"""

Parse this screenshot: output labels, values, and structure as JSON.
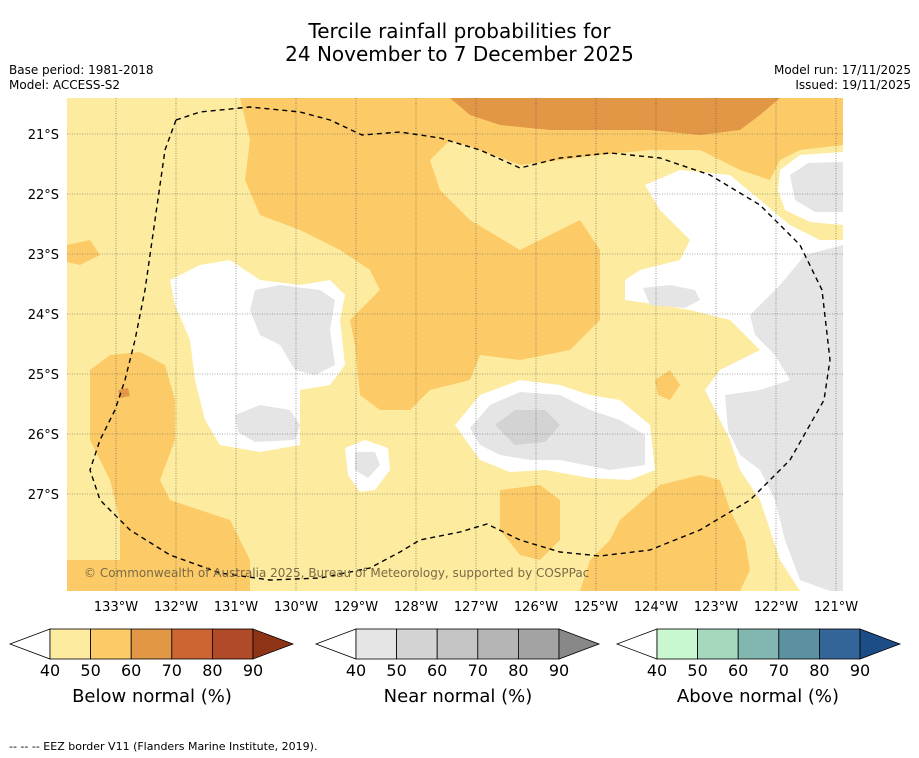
{
  "title_line1": "Tercile rainfall probabilities for",
  "title_line2": "24 November to 7 December 2025",
  "base_period": "Base period: 1981-2018",
  "model": "Model: ACCESS-S2",
  "model_run": "Model run: 17/11/2025",
  "issued": "Issued: 19/11/2025",
  "map": {
    "lat_labels": [
      "21°S",
      "22°S",
      "23°S",
      "24°S",
      "25°S",
      "26°S",
      "27°S"
    ],
    "lon_labels": [
      "133°W",
      "132°W",
      "131°W",
      "130°W",
      "129°W",
      "128°W",
      "127°W",
      "126°W",
      "125°W",
      "124°W",
      "123°W",
      "122°W",
      "121°W"
    ],
    "copyright": "© Commonwealth of Australia 2025, Bureau of Meteorology, supported by COSPPac",
    "colors": {
      "below_40": "#fdeba0",
      "below_50": "#fccb67",
      "below_60": "#e29747",
      "near_40": "#e5e5e5",
      "near_50": "#d3d3d3",
      "white": "#ffffff"
    }
  },
  "colorbars": [
    {
      "name": "Below normal (%)",
      "ticks": [
        "40",
        "50",
        "60",
        "70",
        "80",
        "90"
      ],
      "colors": [
        "#fdeba0",
        "#fccb67",
        "#e29747",
        "#cd6433",
        "#b04a28",
        "#8f3317"
      ]
    },
    {
      "name": "Near normal (%)",
      "ticks": [
        "40",
        "50",
        "60",
        "70",
        "80",
        "90"
      ],
      "colors": [
        "#e5e5e5",
        "#d3d3d3",
        "#c5c5c5",
        "#b5b5b5",
        "#a3a3a3",
        "#888888"
      ]
    },
    {
      "name": "Above normal (%)",
      "ticks": [
        "40",
        "50",
        "60",
        "70",
        "80",
        "90"
      ],
      "colors": [
        "#c8f7d0",
        "#a5d9be",
        "#82b6b1",
        "#5b91a1",
        "#346598",
        "#1d4d87"
      ]
    }
  ],
  "footnote": "--  --  -- EEZ border V11 (Flanders Marine Institute, 2019)."
}
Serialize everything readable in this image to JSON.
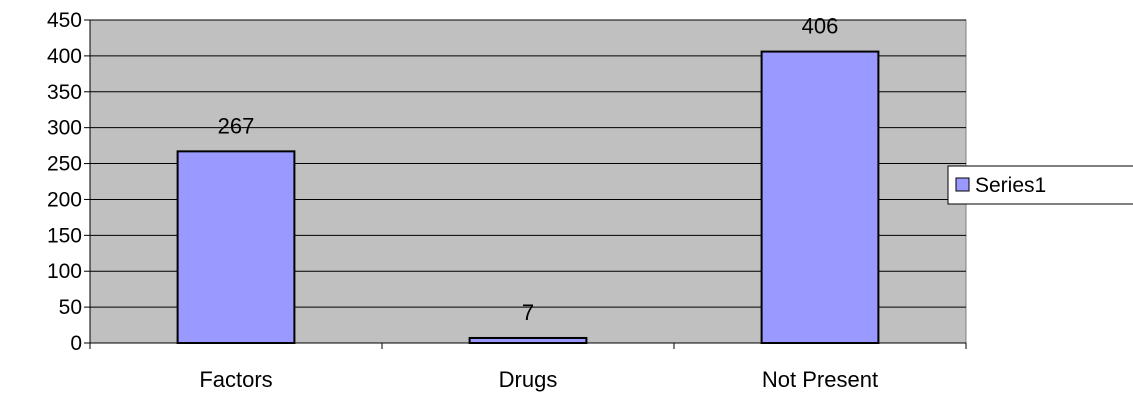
{
  "chart_data": {
    "type": "bar",
    "categories": [
      "Factors",
      "Drugs",
      "Not Present"
    ],
    "series": [
      {
        "name": "Series1",
        "values": [
          267,
          7,
          406
        ],
        "color": "#9999ff"
      }
    ],
    "data_labels": [
      "267",
      "7",
      "406"
    ],
    "ylim": [
      0,
      450
    ],
    "yticks": [
      0,
      50,
      100,
      150,
      200,
      250,
      300,
      350,
      400,
      450
    ],
    "grid": true,
    "legend_position": "right",
    "plot_background": "#c0c0c0",
    "bar_border": "#000000",
    "title": "",
    "xlabel": "",
    "ylabel": ""
  },
  "legend": {
    "label": "Series1"
  }
}
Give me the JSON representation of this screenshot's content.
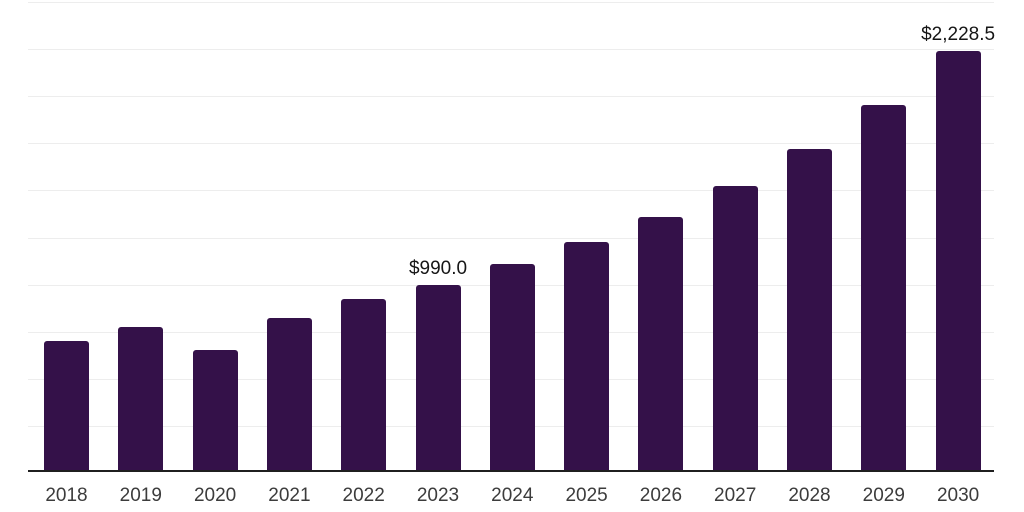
{
  "chart_data": {
    "type": "bar",
    "title": "",
    "xlabel": "",
    "ylabel": "",
    "categories": [
      "2018",
      "2019",
      "2020",
      "2021",
      "2022",
      "2023",
      "2024",
      "2025",
      "2026",
      "2027",
      "2028",
      "2029",
      "2030"
    ],
    "values": [
      690.0,
      765.0,
      640.0,
      810.0,
      915.0,
      990.0,
      1100.0,
      1215.0,
      1350.0,
      1515.0,
      1710.0,
      1945.0,
      2228.5
    ],
    "data_labels": [
      {
        "category": "2023",
        "index": 5,
        "text": "$990.0"
      },
      {
        "category": "2030",
        "index": 12,
        "text": "$2,228.5"
      }
    ],
    "ylim": [
      0,
      2500
    ],
    "gridline_step": 250,
    "grid": "horizontal gridlines only, no y-axis tick labels, no legend, no title",
    "legend_position": "none",
    "colors": {
      "bar": "#341149",
      "axis_line": "#1f1f1f",
      "gridline": "#ededed",
      "x_tick_label": "#3c3c3c",
      "data_label": "#161616",
      "background": "#ffffff"
    }
  }
}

"""

— EXERCISE OBJECTIVE —
In the entries above, find every line holding the word "name" and copy it out.

— TASK RESPONSE —
      "name": "Below normal (%)",
      "name": "Near normal (%)",
      "name": "Above normal (%)",
        "name": "Series1",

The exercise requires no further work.